Stored data:
BEGIN

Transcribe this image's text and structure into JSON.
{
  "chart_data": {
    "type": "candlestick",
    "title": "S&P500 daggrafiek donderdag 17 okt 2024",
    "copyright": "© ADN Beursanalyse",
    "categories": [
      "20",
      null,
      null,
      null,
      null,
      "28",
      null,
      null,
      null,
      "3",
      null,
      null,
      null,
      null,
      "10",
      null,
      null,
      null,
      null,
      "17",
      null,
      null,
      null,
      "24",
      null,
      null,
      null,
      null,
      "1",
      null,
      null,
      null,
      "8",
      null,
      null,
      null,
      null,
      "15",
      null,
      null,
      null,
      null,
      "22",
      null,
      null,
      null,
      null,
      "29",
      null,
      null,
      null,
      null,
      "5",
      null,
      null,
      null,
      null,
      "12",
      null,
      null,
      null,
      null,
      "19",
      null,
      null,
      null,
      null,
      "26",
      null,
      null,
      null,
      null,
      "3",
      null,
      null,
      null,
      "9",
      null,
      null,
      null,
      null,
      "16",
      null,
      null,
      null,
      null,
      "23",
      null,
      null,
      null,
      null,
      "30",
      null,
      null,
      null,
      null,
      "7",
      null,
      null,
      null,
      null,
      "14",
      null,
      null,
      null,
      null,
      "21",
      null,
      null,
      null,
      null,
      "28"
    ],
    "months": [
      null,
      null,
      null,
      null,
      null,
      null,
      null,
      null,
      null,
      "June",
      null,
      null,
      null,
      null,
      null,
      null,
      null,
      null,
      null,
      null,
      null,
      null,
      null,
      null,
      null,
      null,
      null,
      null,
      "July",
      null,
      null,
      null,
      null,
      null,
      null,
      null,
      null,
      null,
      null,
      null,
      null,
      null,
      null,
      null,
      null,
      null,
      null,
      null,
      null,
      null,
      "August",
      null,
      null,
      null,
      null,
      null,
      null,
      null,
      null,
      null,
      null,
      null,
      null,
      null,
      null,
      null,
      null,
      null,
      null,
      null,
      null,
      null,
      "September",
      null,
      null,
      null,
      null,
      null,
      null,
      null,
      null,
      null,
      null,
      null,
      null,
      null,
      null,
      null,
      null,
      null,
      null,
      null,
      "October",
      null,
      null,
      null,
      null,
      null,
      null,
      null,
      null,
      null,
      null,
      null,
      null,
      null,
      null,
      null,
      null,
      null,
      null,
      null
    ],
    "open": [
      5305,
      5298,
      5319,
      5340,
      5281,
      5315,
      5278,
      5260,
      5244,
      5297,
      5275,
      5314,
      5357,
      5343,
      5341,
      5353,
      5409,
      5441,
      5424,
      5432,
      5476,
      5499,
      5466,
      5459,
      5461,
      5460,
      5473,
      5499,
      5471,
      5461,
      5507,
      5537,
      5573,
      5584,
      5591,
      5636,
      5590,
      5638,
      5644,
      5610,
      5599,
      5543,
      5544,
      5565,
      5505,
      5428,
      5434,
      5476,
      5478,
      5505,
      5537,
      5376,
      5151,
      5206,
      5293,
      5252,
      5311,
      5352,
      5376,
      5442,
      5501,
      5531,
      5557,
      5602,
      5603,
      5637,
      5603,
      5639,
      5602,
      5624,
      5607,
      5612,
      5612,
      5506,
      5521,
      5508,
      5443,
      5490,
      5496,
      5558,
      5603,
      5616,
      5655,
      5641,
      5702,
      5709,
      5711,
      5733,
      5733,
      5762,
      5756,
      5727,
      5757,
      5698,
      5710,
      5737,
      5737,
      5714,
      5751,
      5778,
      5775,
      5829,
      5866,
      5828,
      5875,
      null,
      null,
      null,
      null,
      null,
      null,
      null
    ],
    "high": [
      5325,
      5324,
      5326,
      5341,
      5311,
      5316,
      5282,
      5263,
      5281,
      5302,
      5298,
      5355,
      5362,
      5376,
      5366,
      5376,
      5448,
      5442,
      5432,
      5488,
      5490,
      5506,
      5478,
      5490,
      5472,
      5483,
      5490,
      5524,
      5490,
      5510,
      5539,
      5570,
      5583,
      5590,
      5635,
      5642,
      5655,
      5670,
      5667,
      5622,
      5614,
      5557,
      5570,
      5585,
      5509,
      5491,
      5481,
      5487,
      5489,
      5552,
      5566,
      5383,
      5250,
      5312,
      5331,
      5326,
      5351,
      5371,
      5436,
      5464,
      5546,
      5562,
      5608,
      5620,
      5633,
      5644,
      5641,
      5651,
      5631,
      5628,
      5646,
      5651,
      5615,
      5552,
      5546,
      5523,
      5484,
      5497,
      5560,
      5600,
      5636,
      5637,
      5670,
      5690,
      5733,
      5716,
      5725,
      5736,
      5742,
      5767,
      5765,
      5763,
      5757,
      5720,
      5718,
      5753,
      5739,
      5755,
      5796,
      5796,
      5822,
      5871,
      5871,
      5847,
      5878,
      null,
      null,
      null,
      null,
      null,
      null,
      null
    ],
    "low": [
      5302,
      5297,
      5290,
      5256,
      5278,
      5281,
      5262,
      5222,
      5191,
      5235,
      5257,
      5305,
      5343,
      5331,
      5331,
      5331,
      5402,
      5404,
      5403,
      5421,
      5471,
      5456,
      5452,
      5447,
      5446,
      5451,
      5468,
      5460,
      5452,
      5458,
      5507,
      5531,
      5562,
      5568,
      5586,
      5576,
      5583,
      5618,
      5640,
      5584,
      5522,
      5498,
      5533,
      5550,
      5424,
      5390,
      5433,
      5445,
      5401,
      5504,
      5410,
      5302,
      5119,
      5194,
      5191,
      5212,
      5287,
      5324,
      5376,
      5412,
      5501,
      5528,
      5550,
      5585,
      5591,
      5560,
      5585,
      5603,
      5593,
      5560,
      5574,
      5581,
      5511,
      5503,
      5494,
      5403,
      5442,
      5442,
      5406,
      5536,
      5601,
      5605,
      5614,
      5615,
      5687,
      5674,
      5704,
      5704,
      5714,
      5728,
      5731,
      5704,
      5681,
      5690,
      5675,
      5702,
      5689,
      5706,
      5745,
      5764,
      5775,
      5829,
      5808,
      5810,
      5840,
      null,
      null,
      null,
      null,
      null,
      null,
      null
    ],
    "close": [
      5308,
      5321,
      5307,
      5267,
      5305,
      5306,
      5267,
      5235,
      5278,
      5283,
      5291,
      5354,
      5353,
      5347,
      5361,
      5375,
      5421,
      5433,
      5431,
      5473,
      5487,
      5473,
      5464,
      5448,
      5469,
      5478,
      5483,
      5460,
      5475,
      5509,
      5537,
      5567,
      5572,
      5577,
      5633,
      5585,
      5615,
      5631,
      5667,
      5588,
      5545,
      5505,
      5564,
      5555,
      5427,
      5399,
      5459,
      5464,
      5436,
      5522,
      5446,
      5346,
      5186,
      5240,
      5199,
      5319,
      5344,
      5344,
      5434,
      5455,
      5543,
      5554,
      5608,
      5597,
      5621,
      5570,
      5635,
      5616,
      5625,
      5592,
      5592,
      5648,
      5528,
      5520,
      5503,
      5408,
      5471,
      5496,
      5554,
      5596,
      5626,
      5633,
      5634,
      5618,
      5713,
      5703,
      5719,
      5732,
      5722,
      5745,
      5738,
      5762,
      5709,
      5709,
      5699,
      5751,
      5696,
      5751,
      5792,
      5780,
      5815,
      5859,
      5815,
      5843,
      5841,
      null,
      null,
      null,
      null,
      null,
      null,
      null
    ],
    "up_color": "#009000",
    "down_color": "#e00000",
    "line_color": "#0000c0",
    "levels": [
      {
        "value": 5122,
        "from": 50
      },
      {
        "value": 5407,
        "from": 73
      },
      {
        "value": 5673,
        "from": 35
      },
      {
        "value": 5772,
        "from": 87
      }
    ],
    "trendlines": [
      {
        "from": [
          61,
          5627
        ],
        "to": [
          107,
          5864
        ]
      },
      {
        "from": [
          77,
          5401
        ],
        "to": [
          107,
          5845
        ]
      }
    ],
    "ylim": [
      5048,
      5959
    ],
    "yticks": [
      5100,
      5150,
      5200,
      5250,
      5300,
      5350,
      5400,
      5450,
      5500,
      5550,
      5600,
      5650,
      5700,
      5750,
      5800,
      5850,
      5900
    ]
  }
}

END

REQUEST
Your task is to list each line of the records with the word "from".

REPLY TO THE EXERCISE
        "from": 50
        "from": 73
        "from": 35
        "from": 87
        "from": [
        "from": [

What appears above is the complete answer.